PROMPT -> Present the following data again exactly as it is shown.

## Begin

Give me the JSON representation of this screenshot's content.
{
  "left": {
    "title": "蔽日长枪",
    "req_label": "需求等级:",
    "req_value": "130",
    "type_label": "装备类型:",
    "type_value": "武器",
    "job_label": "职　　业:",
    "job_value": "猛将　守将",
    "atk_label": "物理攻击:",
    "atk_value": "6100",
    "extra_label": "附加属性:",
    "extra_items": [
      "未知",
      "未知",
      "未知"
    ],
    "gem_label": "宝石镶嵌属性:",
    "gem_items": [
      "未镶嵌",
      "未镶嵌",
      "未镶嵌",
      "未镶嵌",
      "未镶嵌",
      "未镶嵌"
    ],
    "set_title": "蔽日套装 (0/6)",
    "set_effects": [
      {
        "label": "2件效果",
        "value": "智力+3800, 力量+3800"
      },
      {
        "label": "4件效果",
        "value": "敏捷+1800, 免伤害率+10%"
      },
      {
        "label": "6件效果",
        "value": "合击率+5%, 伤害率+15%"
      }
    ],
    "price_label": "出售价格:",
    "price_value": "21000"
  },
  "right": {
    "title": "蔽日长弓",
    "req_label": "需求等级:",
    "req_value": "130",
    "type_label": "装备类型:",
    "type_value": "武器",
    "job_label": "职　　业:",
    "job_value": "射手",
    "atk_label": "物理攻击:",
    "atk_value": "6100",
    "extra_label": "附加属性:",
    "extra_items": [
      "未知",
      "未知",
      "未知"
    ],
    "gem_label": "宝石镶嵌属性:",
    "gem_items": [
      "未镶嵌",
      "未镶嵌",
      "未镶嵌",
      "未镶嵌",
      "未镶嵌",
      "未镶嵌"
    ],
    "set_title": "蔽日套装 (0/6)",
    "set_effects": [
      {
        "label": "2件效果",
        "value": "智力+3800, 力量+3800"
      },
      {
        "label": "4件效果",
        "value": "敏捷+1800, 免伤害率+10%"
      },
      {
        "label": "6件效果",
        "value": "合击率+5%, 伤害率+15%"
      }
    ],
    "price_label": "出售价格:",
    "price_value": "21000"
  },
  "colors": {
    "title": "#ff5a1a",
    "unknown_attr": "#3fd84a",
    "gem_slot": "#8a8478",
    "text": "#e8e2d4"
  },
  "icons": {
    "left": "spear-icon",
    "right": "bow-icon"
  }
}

## End

FINISHED ANSWER ->
Give me the JSON representation of this screenshot's content.
{
  "left": {
    "title": "蔽日长枪",
    "req_label": "需求等级:",
    "req_value": "130",
    "type_label": "装备类型:",
    "type_value": "武器",
    "job_label": "职　　业:",
    "job_value": "猛将　守将",
    "atk_label": "物理攻击:",
    "atk_value": "6100",
    "extra_label": "附加属性:",
    "extra_items": [
      "未知",
      "未知",
      "未知"
    ],
    "gem_label": "宝石镶嵌属性:",
    "gem_items": [
      "未镶嵌",
      "未镶嵌",
      "未镶嵌",
      "未镶嵌",
      "未镶嵌",
      "未镶嵌"
    ],
    "set_title": "蔽日套装 (0/6)",
    "set_effects": [
      {
        "label": "2件效果",
        "value": "智力+3800, 力量+3800"
      },
      {
        "label": "4件效果",
        "value": "敏捷+1800, 免伤害率+10%"
      },
      {
        "label": "6件效果",
        "value": "合击率+5%, 伤害率+15%"
      }
    ],
    "price_label": "出售价格:",
    "price_value": "21000"
  },
  "right": {
    "title": "蔽日长弓",
    "req_label": "需求等级:",
    "req_value": "130",
    "type_label": "装备类型:",
    "type_value": "武器",
    "job_label": "职　　业:",
    "job_value": "射手",
    "atk_label": "物理攻击:",
    "atk_value": "6100",
    "extra_label": "附加属性:",
    "extra_items": [
      "未知",
      "未知",
      "未知"
    ],
    "gem_label": "宝石镶嵌属性:",
    "gem_items": [
      "未镶嵌",
      "未镶嵌",
      "未镶嵌",
      "未镶嵌",
      "未镶嵌",
      "未镶嵌"
    ],
    "set_title": "蔽日套装 (0/6)",
    "set_effects": [
      {
        "label": "2件效果",
        "value": "智力+3800, 力量+3800"
      },
      {
        "label": "4件效果",
        "value": "敏捷+1800, 免伤害率+10%"
      },
      {
        "label": "6件效果",
        "value": "合击率+5%, 伤害率+15%"
      }
    ],
    "price_label": "出售价格:",
    "price_value": "21000"
  },
  "colors": {
    "title": "#ff5a1a",
    "unknown_attr": "#3fd84a",
    "gem_slot": "#8a8478",
    "text": "#e8e2d4"
  },
  "icons": {
    "left": "spear-icon",
    "right": "bow-icon"
  }
}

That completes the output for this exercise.